[Entries of transcribed document text]

═══

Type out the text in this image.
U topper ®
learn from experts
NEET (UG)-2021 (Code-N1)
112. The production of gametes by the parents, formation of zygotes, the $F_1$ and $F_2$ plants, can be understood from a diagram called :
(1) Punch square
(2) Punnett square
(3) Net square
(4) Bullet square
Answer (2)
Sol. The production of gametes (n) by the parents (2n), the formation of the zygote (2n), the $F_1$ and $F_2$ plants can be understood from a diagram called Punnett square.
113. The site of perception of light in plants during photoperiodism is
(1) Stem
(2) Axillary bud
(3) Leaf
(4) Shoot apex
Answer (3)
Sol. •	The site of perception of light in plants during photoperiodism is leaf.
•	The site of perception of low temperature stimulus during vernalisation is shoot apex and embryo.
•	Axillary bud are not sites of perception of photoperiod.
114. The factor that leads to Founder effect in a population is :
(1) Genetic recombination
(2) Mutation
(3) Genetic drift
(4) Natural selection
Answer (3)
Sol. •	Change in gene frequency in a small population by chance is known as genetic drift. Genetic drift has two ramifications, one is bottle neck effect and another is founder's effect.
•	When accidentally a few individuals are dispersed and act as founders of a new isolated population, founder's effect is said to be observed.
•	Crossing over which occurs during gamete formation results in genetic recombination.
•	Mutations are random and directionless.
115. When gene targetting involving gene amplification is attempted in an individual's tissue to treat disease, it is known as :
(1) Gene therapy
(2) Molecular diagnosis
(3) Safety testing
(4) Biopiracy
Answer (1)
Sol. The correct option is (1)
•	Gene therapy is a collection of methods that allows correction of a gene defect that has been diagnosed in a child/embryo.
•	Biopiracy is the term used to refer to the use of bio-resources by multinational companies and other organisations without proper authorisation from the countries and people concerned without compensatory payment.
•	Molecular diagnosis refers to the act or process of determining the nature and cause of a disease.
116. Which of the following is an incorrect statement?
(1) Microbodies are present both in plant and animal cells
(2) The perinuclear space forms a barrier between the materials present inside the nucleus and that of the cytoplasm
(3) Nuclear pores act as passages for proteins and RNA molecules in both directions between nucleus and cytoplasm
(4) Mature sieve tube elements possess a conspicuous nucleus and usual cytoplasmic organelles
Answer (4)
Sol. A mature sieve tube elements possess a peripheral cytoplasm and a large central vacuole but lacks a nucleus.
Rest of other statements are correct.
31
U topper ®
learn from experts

═══

Problem to work on
Could you return the lines in the entries above that contain "possess"?

Task result
(4) Mature sieve tube elements possess a conspicuous nucleus and usual cytoplasmic organelles
Sol. A mature sieve tube elements possess a peripheral cytoplasm and a large central vacuole but lacks a nucleus.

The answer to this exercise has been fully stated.